- **Goal of the exercise**: Copy each entry as it stands, leaving nothing out.

- **The input**:
╭──

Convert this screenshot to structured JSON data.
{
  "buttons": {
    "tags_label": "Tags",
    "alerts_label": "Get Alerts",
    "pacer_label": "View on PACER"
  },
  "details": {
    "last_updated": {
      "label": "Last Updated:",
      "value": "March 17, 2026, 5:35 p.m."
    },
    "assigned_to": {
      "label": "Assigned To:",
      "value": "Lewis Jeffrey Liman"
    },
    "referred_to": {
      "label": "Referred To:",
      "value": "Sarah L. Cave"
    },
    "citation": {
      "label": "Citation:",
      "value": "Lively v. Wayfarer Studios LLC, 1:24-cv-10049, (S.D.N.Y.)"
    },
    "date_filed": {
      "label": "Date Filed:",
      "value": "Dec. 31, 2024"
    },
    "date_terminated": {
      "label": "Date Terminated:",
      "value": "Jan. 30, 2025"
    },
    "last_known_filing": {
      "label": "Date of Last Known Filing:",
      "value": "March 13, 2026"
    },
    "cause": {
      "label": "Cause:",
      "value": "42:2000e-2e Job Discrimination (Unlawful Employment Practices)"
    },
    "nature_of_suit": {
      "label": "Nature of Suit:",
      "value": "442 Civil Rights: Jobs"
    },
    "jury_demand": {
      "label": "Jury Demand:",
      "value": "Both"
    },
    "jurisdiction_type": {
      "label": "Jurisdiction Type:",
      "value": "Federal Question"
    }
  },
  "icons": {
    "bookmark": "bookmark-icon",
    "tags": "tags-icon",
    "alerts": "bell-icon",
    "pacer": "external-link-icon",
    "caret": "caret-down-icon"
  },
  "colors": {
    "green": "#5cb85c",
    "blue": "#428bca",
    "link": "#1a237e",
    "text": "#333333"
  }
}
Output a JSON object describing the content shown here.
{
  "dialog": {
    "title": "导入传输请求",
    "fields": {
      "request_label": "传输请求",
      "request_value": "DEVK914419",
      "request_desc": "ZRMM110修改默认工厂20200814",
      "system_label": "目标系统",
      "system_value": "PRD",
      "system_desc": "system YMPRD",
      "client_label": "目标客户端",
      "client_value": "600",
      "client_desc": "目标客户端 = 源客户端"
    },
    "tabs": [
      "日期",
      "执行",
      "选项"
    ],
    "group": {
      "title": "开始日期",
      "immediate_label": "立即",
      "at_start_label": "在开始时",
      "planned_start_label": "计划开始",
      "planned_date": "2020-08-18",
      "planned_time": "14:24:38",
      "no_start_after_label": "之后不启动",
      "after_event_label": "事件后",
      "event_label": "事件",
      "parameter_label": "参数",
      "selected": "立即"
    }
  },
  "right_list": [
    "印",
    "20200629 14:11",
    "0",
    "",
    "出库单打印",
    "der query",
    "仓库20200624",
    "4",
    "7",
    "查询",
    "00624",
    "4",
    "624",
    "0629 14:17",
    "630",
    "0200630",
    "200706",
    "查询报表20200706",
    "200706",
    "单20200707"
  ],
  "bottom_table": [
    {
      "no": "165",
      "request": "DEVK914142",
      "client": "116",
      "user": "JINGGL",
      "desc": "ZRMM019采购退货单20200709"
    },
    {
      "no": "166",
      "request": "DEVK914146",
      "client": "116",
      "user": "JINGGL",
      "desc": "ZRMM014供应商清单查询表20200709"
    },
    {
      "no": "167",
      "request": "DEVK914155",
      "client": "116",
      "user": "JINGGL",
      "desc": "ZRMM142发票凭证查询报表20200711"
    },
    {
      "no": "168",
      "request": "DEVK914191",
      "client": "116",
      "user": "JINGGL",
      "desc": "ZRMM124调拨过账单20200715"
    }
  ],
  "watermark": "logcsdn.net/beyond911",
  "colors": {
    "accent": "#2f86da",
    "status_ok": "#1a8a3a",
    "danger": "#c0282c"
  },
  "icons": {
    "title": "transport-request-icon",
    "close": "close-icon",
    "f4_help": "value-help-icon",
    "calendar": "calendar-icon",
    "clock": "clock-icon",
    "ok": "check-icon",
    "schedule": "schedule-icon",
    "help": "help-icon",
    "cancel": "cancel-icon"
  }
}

╰──

- **Output of the exercise**:
Convert this screenshot to structured JSON data.
{
  "buttons": {
    "tags_label": "Tags",
    "alerts_label": "Get Alerts",
    "pacer_label": "View on PACER"
  },
  "details": {
    "last_updated": {
      "label": "Last Updated:",
      "value": "March 17, 2026, 5:35 p.m."
    },
    "assigned_to": {
      "label": "Assigned To:",
      "value": "Lewis Jeffrey Liman"
    },
    "referred_to": {
      "label": "Referred To:",
      "value": "Sarah L. Cave"
    },
    "citation": {
      "label": "Citation:",
      "value": "Lively v. Wayfarer Studios LLC, 1:24-cv-10049, (S.D.N.Y.)"
    },
    "date_filed": {
      "label": "Date Filed:",
      "value": "Dec. 31, 2024"
    },
    "date_terminated": {
      "label": "Date Terminated:",
      "value": "Jan. 30, 2025"
    },
    "last_known_filing": {
      "label": "Date of Last Known Filing:",
      "value": "March 13, 2026"
    },
    "cause": {
      "label": "Cause:",
      "value": "42:2000e-2e Job Discrimination (Unlawful Employment Practices)"
    },
    "nature_of_suit": {
      "label": "Nature of Suit:",
      "value": "442 Civil Rights: Jobs"
    },
    "jury_demand": {
      "label": "Jury Demand:",
      "value": "Both"
    },
    "jurisdiction_type": {
      "label": "Jurisdiction Type:",
      "value": "Federal Question"
    }
  },
  "icons": {
    "bookmark": "bookmark-icon",
    "tags": "tags-icon",
    "alerts": "bell-icon",
    "pacer": "external-link-icon",
    "caret": "caret-down-icon"
  },
  "colors": {
    "green": "#5cb85c",
    "blue": "#428bca",
    "link": "#1a237e",
    "text": "#333333"
  }
}
Output a JSON object describing the content shown here.
{
  "dialog": {
    "title": "导入传输请求",
    "fields": {
      "request_label": "传输请求",
      "request_value": "DEVK914419",
      "request_desc": "ZRMM110修改默认工厂20200814",
      "system_label": "目标系统",
      "system_value": "PRD",
      "system_desc": "system YMPRD",
      "client_label": "目标客户端",
      "client_value": "600",
      "client_desc": "目标客户端 = 源客户端"
    },
    "tabs": [
      "日期",
      "执行",
      "选项"
    ],
    "group": {
      "title": "开始日期",
      "immediate_label": "立即",
      "at_start_label": "在开始时",
      "planned_start_label": "计划开始",
      "planned_date": "2020-08-18",
      "planned_time": "14:24:38",
      "no_start_after_label": "之后不启动",
      "after_event_label": "事件后",
      "event_label": "事件",
      "parameter_label": "参数",
      "selected": "立即"
    }
  },
  "right_list": [
    "印",
    "20200629 14:11",
    "0",
    "",
    "出库单打印",
    "der query",
    "仓库20200624",
    "4",
    "7",
    "查询",
    "00624",
    "4",
    "624",
    "0629 14:17",
    "630",
    "0200630",
    "200706",
    "查询报表20200706",
    "200706",
    "单20200707"
  ],
  "bottom_table": [
    {
      "no": "165",
      "request": "DEVK914142",
      "client": "116",
      "user": "JINGGL",
      "desc": "ZRMM019采购退货单20200709"
    },
    {
      "no": "166",
      "request": "DEVK914146",
      "client": "116",
      "user": "JINGGL",
      "desc": "ZRMM014供应商清单查询表20200709"
    },
    {
      "no": "167",
      "request": "DEVK914155",
      "client": "116",
      "user": "JINGGL",
      "desc": "ZRMM142发票凭证查询报表20200711"
    },
    {
      "no": "168",
      "request": "DEVK914191",
      "client": "116",
      "user": "JINGGL",
      "desc": "ZRMM124调拨过账单20200715"
    }
  ],
  "watermark": "logcsdn.net/beyond911",
  "colors": {
    "accent": "#2f86da",
    "status_ok": "#1a8a3a",
    "danger": "#c0282c"
  },
  "icons": {
    "title": "transport-request-icon",
    "close": "close-icon",
    "f4_help": "value-help-icon",
    "calendar": "calendar-icon",
    "clock": "clock-icon",
    "ok": "check-icon",
    "schedule": "schedule-icon",
    "help": "help-icon",
    "cancel": "cancel-icon"
  }
}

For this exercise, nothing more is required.